● Problem details
From the data that follows, copy every line holding the string "dash".

-- Start Records shown --

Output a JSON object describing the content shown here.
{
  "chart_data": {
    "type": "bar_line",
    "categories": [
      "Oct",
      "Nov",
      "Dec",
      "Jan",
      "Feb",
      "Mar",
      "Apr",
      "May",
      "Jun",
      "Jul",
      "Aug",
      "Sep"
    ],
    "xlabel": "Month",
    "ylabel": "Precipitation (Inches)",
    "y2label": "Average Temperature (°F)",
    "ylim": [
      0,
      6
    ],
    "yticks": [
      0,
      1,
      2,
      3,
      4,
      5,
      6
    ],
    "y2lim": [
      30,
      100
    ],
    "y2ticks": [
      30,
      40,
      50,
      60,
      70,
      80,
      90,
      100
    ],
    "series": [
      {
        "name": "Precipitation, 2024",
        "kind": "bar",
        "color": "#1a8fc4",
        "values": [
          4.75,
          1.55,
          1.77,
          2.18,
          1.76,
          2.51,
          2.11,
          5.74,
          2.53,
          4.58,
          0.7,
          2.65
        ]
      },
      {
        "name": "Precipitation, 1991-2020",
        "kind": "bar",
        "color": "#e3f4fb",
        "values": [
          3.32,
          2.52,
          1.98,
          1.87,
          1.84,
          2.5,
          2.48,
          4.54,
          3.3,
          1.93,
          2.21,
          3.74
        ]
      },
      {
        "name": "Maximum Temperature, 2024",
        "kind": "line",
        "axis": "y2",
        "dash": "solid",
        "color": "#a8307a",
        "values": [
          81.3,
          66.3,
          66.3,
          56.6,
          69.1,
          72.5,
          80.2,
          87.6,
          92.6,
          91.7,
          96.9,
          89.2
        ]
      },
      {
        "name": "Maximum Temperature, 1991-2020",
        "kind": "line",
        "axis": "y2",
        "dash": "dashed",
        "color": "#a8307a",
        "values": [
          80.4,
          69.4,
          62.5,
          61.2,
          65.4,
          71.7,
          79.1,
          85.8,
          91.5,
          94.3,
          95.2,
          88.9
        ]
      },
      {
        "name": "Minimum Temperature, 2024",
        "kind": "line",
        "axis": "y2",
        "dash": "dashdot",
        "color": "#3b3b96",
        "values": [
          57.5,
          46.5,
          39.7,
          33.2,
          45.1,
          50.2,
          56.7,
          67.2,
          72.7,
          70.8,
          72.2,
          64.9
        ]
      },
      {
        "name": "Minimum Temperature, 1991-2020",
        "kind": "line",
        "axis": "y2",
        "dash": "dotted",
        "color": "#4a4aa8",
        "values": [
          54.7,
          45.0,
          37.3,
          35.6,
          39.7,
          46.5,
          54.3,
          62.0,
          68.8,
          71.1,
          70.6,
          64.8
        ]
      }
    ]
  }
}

-- End Records shown --

● In response
        "dash": "solid",
        "dash": "dashed",
        "dash": "dashdot",
        "dash": "dotted",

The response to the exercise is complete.